**What is expected**: Below is a block of records: output all of them exactly and leave out the pictures.

-- start Input --

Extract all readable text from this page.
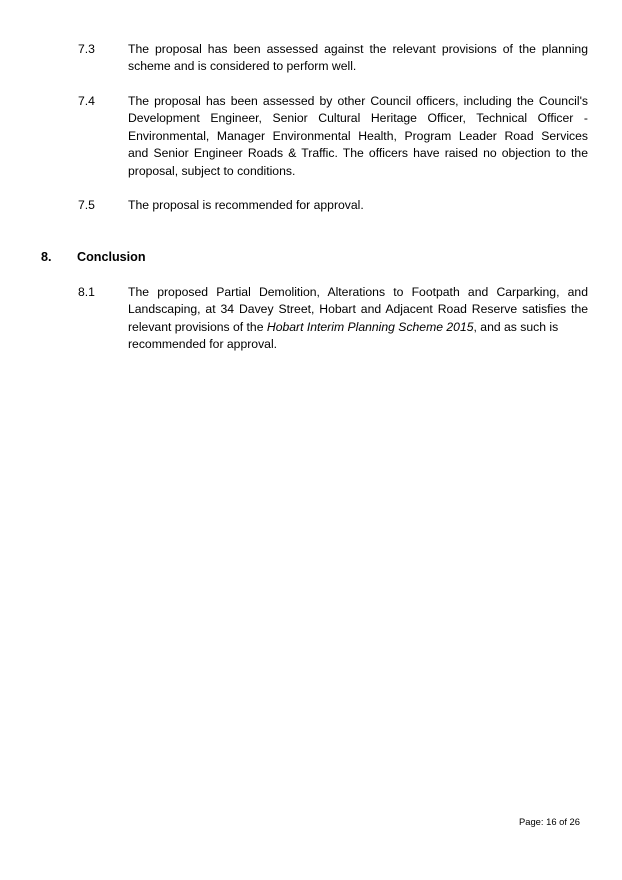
7.3	The proposal has been assessed against the relevant provisions of the planning
scheme and is considered to perform well.
7.4	The proposal has been assessed by other Council officers, including the Council's
Development Engineer, Senior Cultural Heritage Officer, Technical Officer -
Environmental, Manager Environmental Health, Program Leader Road Services
and Senior Engineer Roads & Traffic. The officers have raised no objection to the
proposal, subject to conditions.
7.5	The proposal is recommended for approval.
8. Conclusion
8.1	The proposed Partial Demolition, Alterations to Footpath and Carparking, and
Landscaping, at 34 Davey Street, Hobart and Adjacent Road Reserve satisfies the
relevant provisions of the Hobart Interim Planning Scheme 2015, and as such is
recommended for approval.
Page: 16 of 26
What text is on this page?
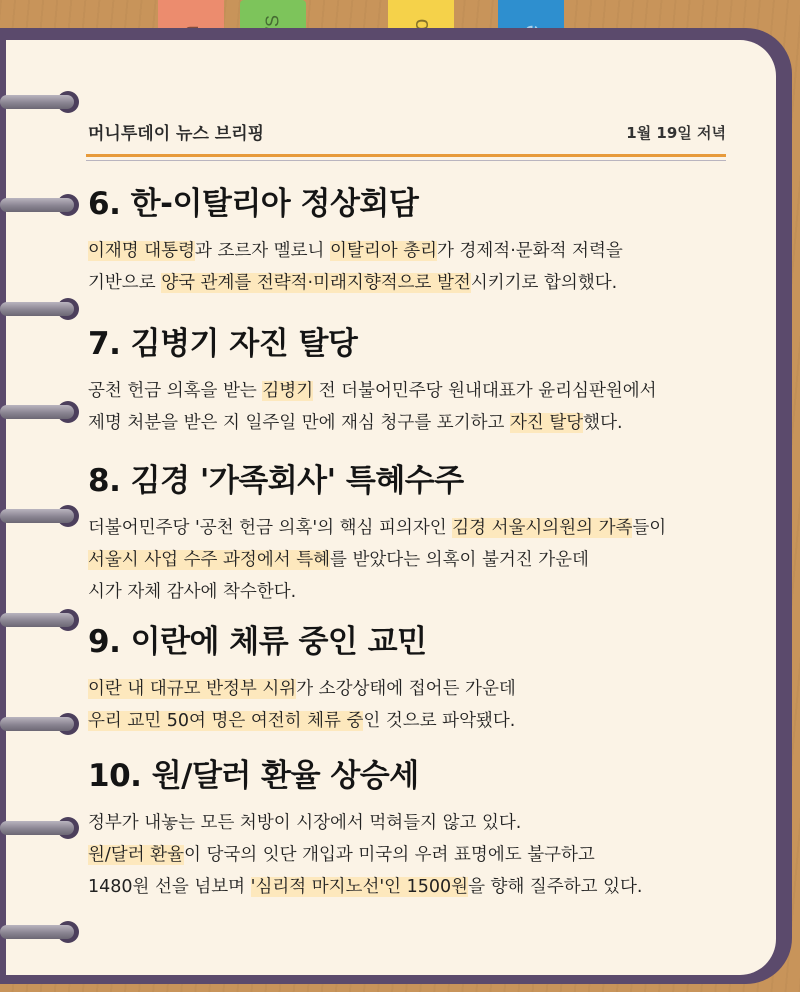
머니투데이 뉴스 브리핑	1월 19일 저녁
6. 한-이탈리아 정상회담

이재명 대통령과 조르자 멜로니 이탈리아 총리가 경제적·문화적 저력을
기반으로 양국 관계를 전략적·미래지향적으로 발전시키기로 합의했다.

7. 김병기 자진 탈당

공천 헌금 의혹을 받는 김병기 전 더불어민주당 원내대표가 윤리심판원에서
제명 처분을 받은 지 일주일 만에 재심 청구를 포기하고 자진 탈당했다.

8. 김경 '가족회사' 특혜수주

더불어민주당 '공천 헌금 의혹'의 핵심 피의자인 김경 서울시의원의 가족들이
서울시 사업 수주 과정에서 특혜를 받았다는 의혹이 불거진 가운데
시가 자체 감사에 착수한다.

9. 이란에 체류 중인 교민

이란 내 대규모 반정부 시위가 소강상태에 접어든 가운데
우리 교민 50여 명은 여전히 체류 중인 것으로 파악됐다.

10. 원/달러 환율 상승세

정부가 내놓는 모든 처방이 시장에서 먹혀들지 않고 있다.
원/달러 환율이 당국의 잇단 개입과 미국의 우려 표명에도 불구하고
1480원 선을 넘보며 '심리적 마지노선'인 1500원을 향해 질주하고 있다.
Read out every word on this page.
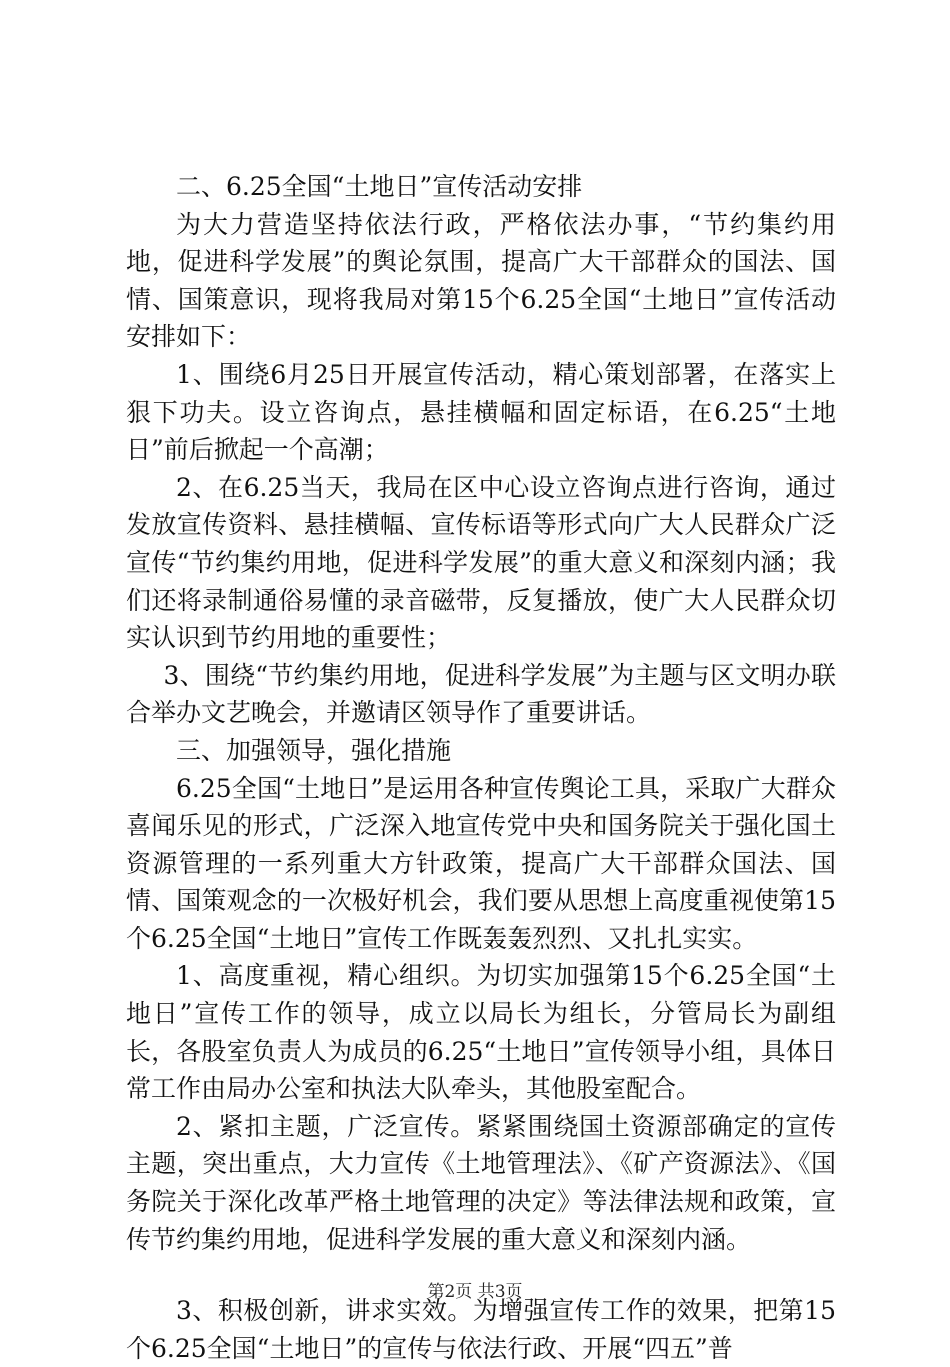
二、6.25全国“土地日”宣传活动安排

为大力营造坚持依法行政，严格依法办事，“节约集约用地，促进科学发展”的舆论氛围，提高广大干部群众的国法、国情、国策意识，现将我局对第15个6.25全国“土地日”宣传活动安排如下：

1、围绕6月25日开展宣传活动，精心策划部署，在落实上狠下功夫。设立咨询点，悬挂横幅和固定标语，在6.25“土地日”前后掀起一个高潮；

2、在6.25当天，我局在区中心设立咨询点进行咨询，通过发放宣传资料、悬挂横幅、宣传标语等形式向广大人民群众广泛宣传“节约集约用地，促进科学发展”的重大意义和深刻内涵；我们还将录制通俗易懂的录音磁带，反复播放，使广大人民群众切实认识到节约用地的重要性；

3、围绕“节约集约用地，促进科学发展”为主题与区文明办联合举办文艺晚会，并邀请区领导作了重要讲话。

三、加强领导，强化措施

6.25全国“土地日”是运用各种宣传舆论工具，采取广大群众喜闻乐见的形式，广泛深入地宣传党中央和国务院关于强化国土资源管理的一系列重大方针政策，提高广大干部群众国法、国情、国策观念的一次极好机会，我们要从思想上高度重视使第15个6.25全国“土地日”宣传工作既轰轰烈烈、又扎扎实实。

1、高度重视，精心组织。为切实加强第15个6.25全国“土地日”宣传工作的领导，成立以局长为组长，分管局长为副组长，各股室负责人为成员的6.25“土地日”宣传领导小组，具体日常工作由局办公室和执法大队牵头，其他股室配合。

2、紧扣主题，广泛宣传。紧紧围绕国土资源部确定的宣传主题，突出重点，大力宣传《土地管理法》、《矿产资源法》、《国务院关于深化改革严格土地管理的决定》等法律法规和政策，宣传节约集约用地，促进科学发展的重大意义和深刻内涵。

3、积极创新，讲求实效。为增强宣传工作的效果，把第15个6.25全国“土地日”的宣传与依法行政、开展“四五”普

第2页 共3页
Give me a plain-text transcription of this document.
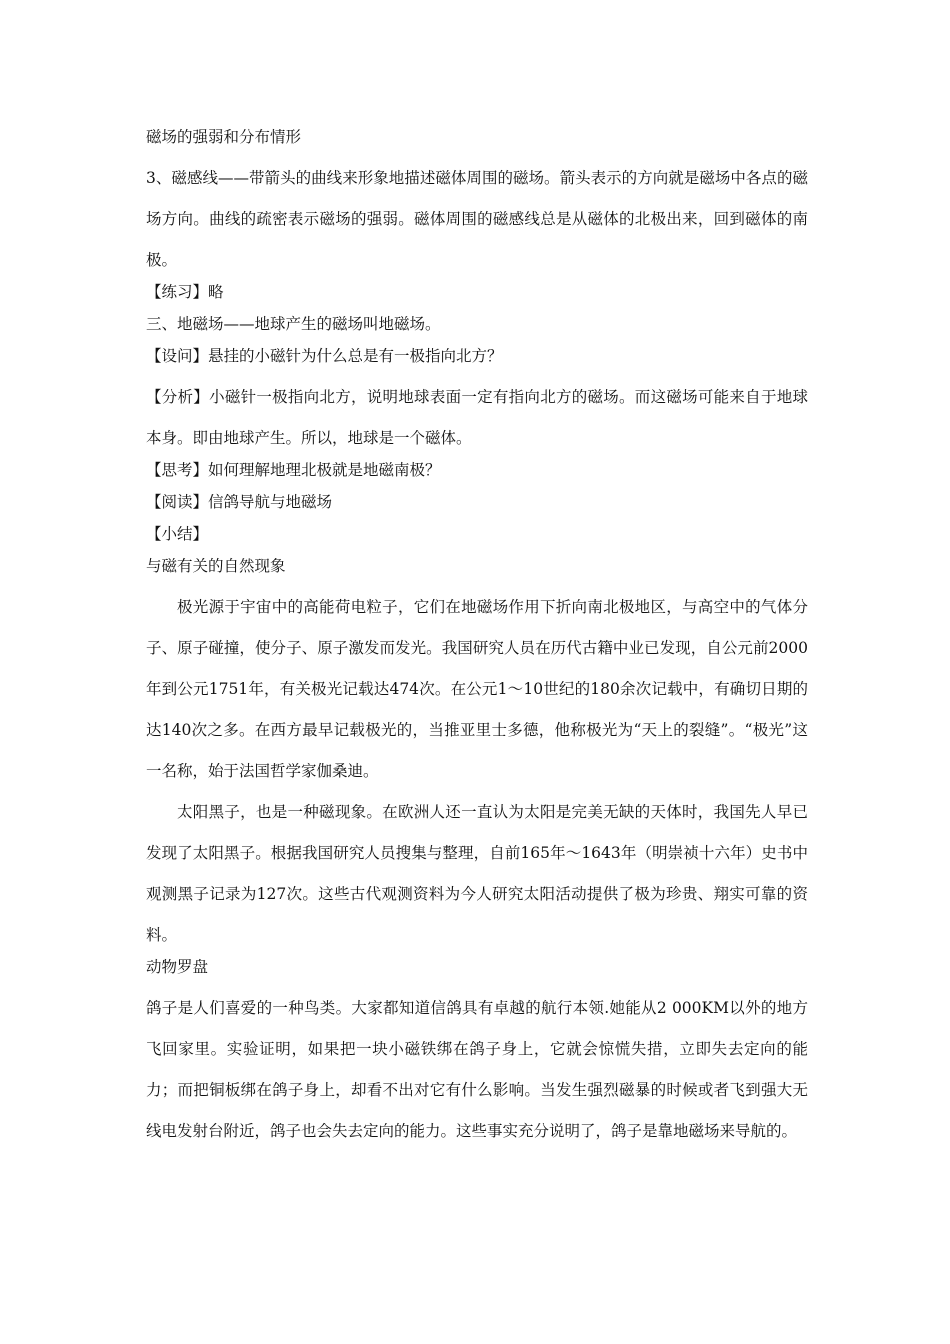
磁场的强弱和分布情形

3、磁感线——带箭头的曲线来形象地描述磁体周围的磁场。箭头表示的方向就是磁场中各点的磁场方向。曲线的疏密表示磁场的强弱。磁体周围的磁感线总是从磁体的北极出来，回到磁体的南极。

【练习】略

三、地磁场——地球产生的磁场叫地磁场。

【设问】悬挂的小磁针为什么总是有一极指向北方？

【分析】小磁针一极指向北方，说明地球表面一定有指向北方的磁场。而这磁场可能来自于地球本身。即由地球产生。所以，地球是一个磁体。

【思考】如何理解地理北极就是地磁南极？

【阅读】信鸽导航与地磁场

【小结】

与磁有关的自然现象

极光源于宇宙中的高能荷电粒子，它们在地磁场作用下折向南北极地区，与高空中的气体分子、原子碰撞，使分子、原子激发而发光。我国研究人员在历代古籍中业已发现，自公元前2000年到公元1751年，有关极光记载达474次。在公元1～10世纪的180余次记载中，有确切日期的达140次之多。在西方最早记载极光的，当推亚里士多德，他称极光为“天上的裂缝”。“极光”这一名称，始于法国哲学家伽桑迪。

太阳黑子，也是一种磁现象。在欧洲人还一直认为太阳是完美无缺的天体时，我国先人早已发现了太阳黑子。根据我国研究人员搜集与整理，自前165年～1643年（明崇祯十六年）史书中观测黑子记录为127次。这些古代观测资料为今人研究太阳活动提供了极为珍贵、翔实可靠的资料。

动物罗盘

鸽子是人们喜爱的一种鸟类。大家都知道信鸽具有卓越的航行本领.她能从2 000KM以外的地方飞回家里。实验证明，如果把一块小磁铁绑在鸽子身上，它就会惊慌失措，立即失去定向的能力；而把铜板绑在鸽子身上，却看不出对它有什么影响。当发生强烈磁暴的时候或者飞到强大无线电发射台附近，鸽子也会失去定向的能力。这些事实充分说明了，鸽子是靠地磁场来导航的。
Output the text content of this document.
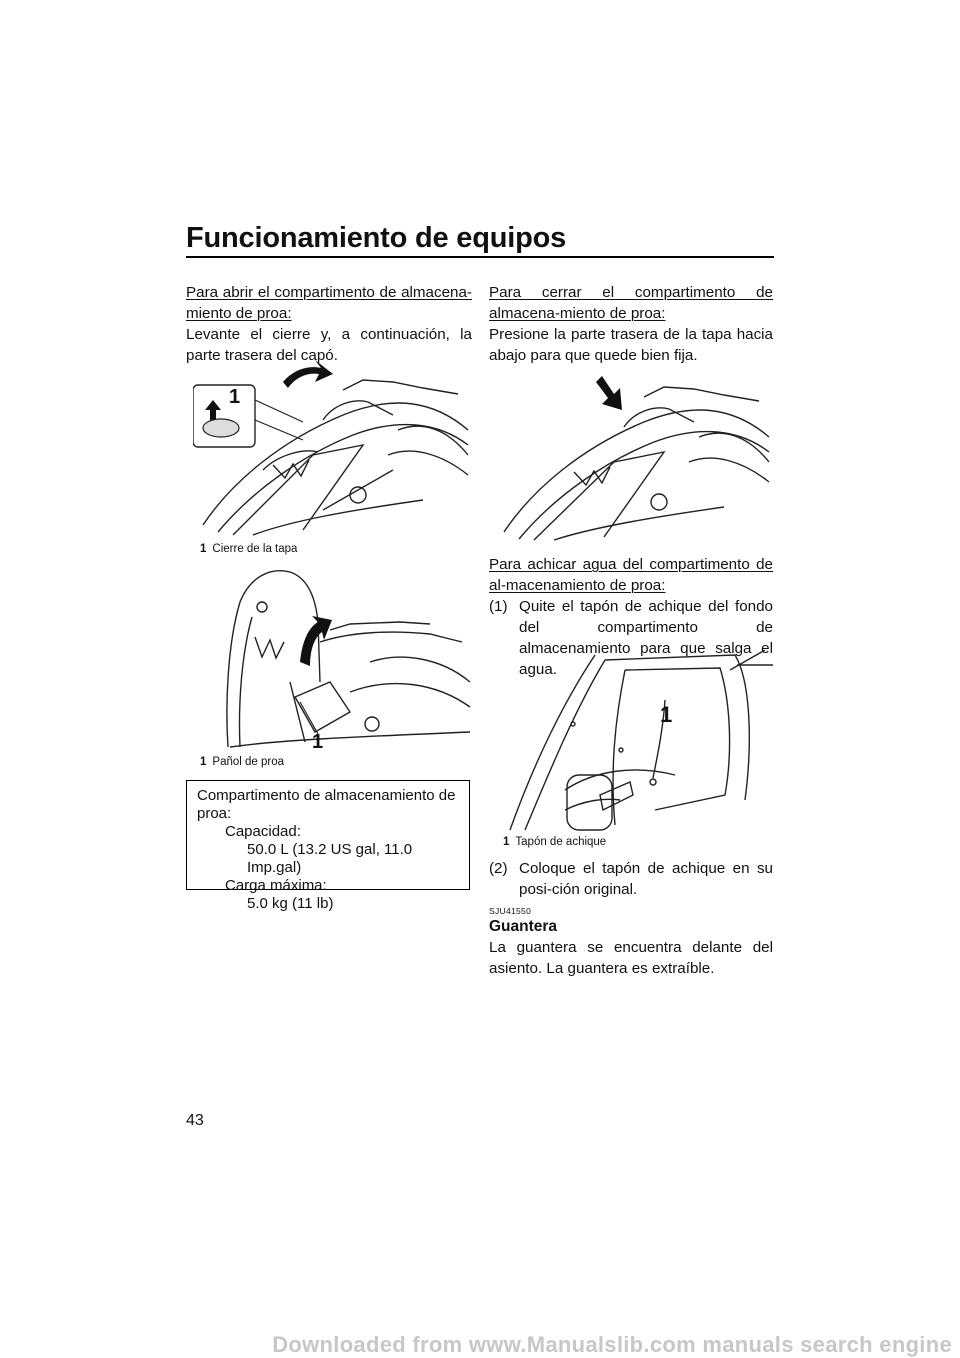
Funcionamiento de equipos
Para abrir el compartimento de almacena-miento de proa:
Levante el cierre y, a continuación, la parte trasera del capó.
1
1 Cierre de la tapa
1
1 Pañol de proa
Compartimento de almacenamiento de proa:
Capacidad:
50.0 L (13.2 US gal, 11.0 Imp.gal)
Carga máxima:
5.0 kg (11 lb)
Para cerrar el compartimento de almacena-miento de proa:
Presione la parte trasera de la tapa hacia abajo para que quede bien fija.
Para achicar agua del compartimento de al-macenamiento de proa:
(1) Quite el tapón de achique del fondo del compartimento de almacenamiento para que salga el agua.
1
1 Tapón de achique
(2) Coloque el tapón de achique en su posi-ción original.
SJU41550
Guantera
La guantera se encuentra delante del asiento. La guantera es extraíble.
43
Downloaded from www.Manualslib.com manuals search engine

-- end Input --

**Expected answer**:
Extract all readable text from this page.
7.3	The proposal has been assessed against the relevant provisions of the planning
scheme and is considered to perform well.
7.4	The proposal has been assessed by other Council officers, including the Council's
Development Engineer, Senior Cultural Heritage Officer, Technical Officer -
Environmental, Manager Environmental Health, Program Leader Road Services
and Senior Engineer Roads & Traffic. The officers have raised no objection to the
proposal, subject to conditions.
7.5	The proposal is recommended for approval.
8. Conclusion
8.1	The proposed Partial Demolition, Alterations to Footpath and Carparking, and
Landscaping, at 34 Davey Street, Hobart and Adjacent Road Reserve satisfies the
relevant provisions of the Hobart Interim Planning Scheme 2015, and as such is
recommended for approval.
Page: 16 of 26
What text is on this page?
머니투데이 뉴스 브리핑	1월 19일 저녁
6. 한-이탈리아 정상회담

이재명 대통령과 조르자 멜로니 이탈리아 총리가 경제적·문화적 저력을
기반으로 양국 관계를 전략적·미래지향적으로 발전시키기로 합의했다.

7. 김병기 자진 탈당

공천 헌금 의혹을 받는 김병기 전 더불어민주당 원내대표가 윤리심판원에서
제명 처분을 받은 지 일주일 만에 재심 청구를 포기하고 자진 탈당했다.

8. 김경 '가족회사' 특혜수주

더불어민주당 '공천 헌금 의혹'의 핵심 피의자인 김경 서울시의원의 가족들이
서울시 사업 수주 과정에서 특혜를 받았다는 의혹이 불거진 가운데
시가 자체 감사에 착수한다.

9. 이란에 체류 중인 교민

이란 내 대규모 반정부 시위가 소강상태에 접어든 가운데
우리 교민 50여 명은 여전히 체류 중인 것으로 파악됐다.

10. 원/달러 환율 상승세

정부가 내놓는 모든 처방이 시장에서 먹혀들지 않고 있다.
원/달러 환율이 당국의 잇단 개입과 미국의 우려 표명에도 불구하고
1480원 선을 넘보며 '심리적 마지노선'인 1500원을 향해 질주하고 있다.
Read out every word on this page.
二、6.25全国“土地日”宣传活动安排

为大力营造坚持依法行政，严格依法办事，“节约集约用地，促进科学发展”的舆论氛围，提高广大干部群众的国法、国情、国策意识，现将我局对第15个6.25全国“土地日”宣传活动安排如下：

1、围绕6月25日开展宣传活动，精心策划部署，在落实上狠下功夫。设立咨询点，悬挂横幅和固定标语，在6.25“土地日”前后掀起一个高潮；

2、在6.25当天，我局在区中心设立咨询点进行咨询，通过发放宣传资料、悬挂横幅、宣传标语等形式向广大人民群众广泛宣传“节约集约用地，促进科学发展”的重大意义和深刻内涵；我们还将录制通俗易懂的录音磁带，反复播放，使广大人民群众切实认识到节约用地的重要性；

3、围绕“节约集约用地，促进科学发展”为主题与区文明办联合举办文艺晚会，并邀请区领导作了重要讲话。

三、加强领导，强化措施

6.25全国“土地日”是运用各种宣传舆论工具，采取广大群众喜闻乐见的形式，广泛深入地宣传党中央和国务院关于强化国土资源管理的一系列重大方针政策，提高广大干部群众国法、国情、国策观念的一次极好机会，我们要从思想上高度重视使第15个6.25全国“土地日”宣传工作既轰轰烈烈、又扎扎实实。

1、高度重视，精心组织。为切实加强第15个6.25全国“土地日”宣传工作的领导，成立以局长为组长，分管局长为副组长，各股室负责人为成员的6.25“土地日”宣传领导小组，具体日常工作由局办公室和执法大队牵头，其他股室配合。

2、紧扣主题，广泛宣传。紧紧围绕国土资源部确定的宣传主题，突出重点，大力宣传《土地管理法》、《矿产资源法》、《国务院关于深化改革严格土地管理的决定》等法律法规和政策，宣传节约集约用地，促进科学发展的重大意义和深刻内涵。

3、积极创新，讲求实效。为增强宣传工作的效果，把第15个6.25全国“土地日”的宣传与依法行政、开展“四五”普

第2页 共3页
Give me a plain-text transcription of this document.
磁场的强弱和分布情形

3、磁感线——带箭头的曲线来形象地描述磁体周围的磁场。箭头表示的方向就是磁场中各点的磁场方向。曲线的疏密表示磁场的强弱。磁体周围的磁感线总是从磁体的北极出来，回到磁体的南极。

【练习】略

三、地磁场——地球产生的磁场叫地磁场。

【设问】悬挂的小磁针为什么总是有一极指向北方？

【分析】小磁针一极指向北方，说明地球表面一定有指向北方的磁场。而这磁场可能来自于地球本身。即由地球产生。所以，地球是一个磁体。

【思考】如何理解地理北极就是地磁南极？

【阅读】信鸽导航与地磁场

【小结】

与磁有关的自然现象

极光源于宇宙中的高能荷电粒子，它们在地磁场作用下折向南北极地区，与高空中的气体分子、原子碰撞，使分子、原子激发而发光。我国研究人员在历代古籍中业已发现，自公元前2000年到公元1751年，有关极光记载达474次。在公元1～10世纪的180余次记载中，有确切日期的达140次之多。在西方最早记载极光的，当推亚里士多德，他称极光为“天上的裂缝”。“极光”这一名称，始于法国哲学家伽桑迪。

太阳黑子，也是一种磁现象。在欧洲人还一直认为太阳是完美无缺的天体时，我国先人早已发现了太阳黑子。根据我国研究人员搜集与整理，自前165年～1643年（明崇祯十六年）史书中观测黑子记录为127次。这些古代观测资料为今人研究太阳活动提供了极为珍贵、翔实可靠的资料。

动物罗盘

鸽子是人们喜爱的一种鸟类。大家都知道信鸽具有卓越的航行本领.她能从2 000KM以外的地方飞回家里。实验证明，如果把一块小磁铁绑在鸽子身上，它就会惊慌失措，立即失去定向的能力；而把铜板绑在鸽子身上，却看不出对它有什么影响。当发生强烈磁暴的时候或者飞到强大无线电发射台附近，鸽子也会失去定向的能力。这些事实充分说明了，鸽子是靠地磁场来导航的。
Output the text content of this document.
Funcionamiento de equipos
Para abrir el compartimento de almacena-miento de proa:
Levante el cierre y, a continuación, la parte trasera del capó.
1
1 Cierre de la tapa
1
1 Pañol de proa
Compartimento de almacenamiento de proa:
Capacidad:
50.0 L (13.2 US gal, 11.0 Imp.gal)
Carga máxima:
5.0 kg (11 lb)
Para cerrar el compartimento de almacena-miento de proa:
Presione la parte trasera de la tapa hacia abajo para que quede bien fija.
Para achicar agua del compartimento de al-macenamiento de proa:
(1) Quite el tapón de achique del fondo del compartimento de almacenamiento para que salga el agua.
1
1 Tapón de achique
(2) Coloque el tapón de achique en su posi-ción original.
SJU41550
Guantera
La guantera se encuentra delante del asiento. La guantera es extraíble.
43
Downloaded from www.Manualslib.com manuals search engine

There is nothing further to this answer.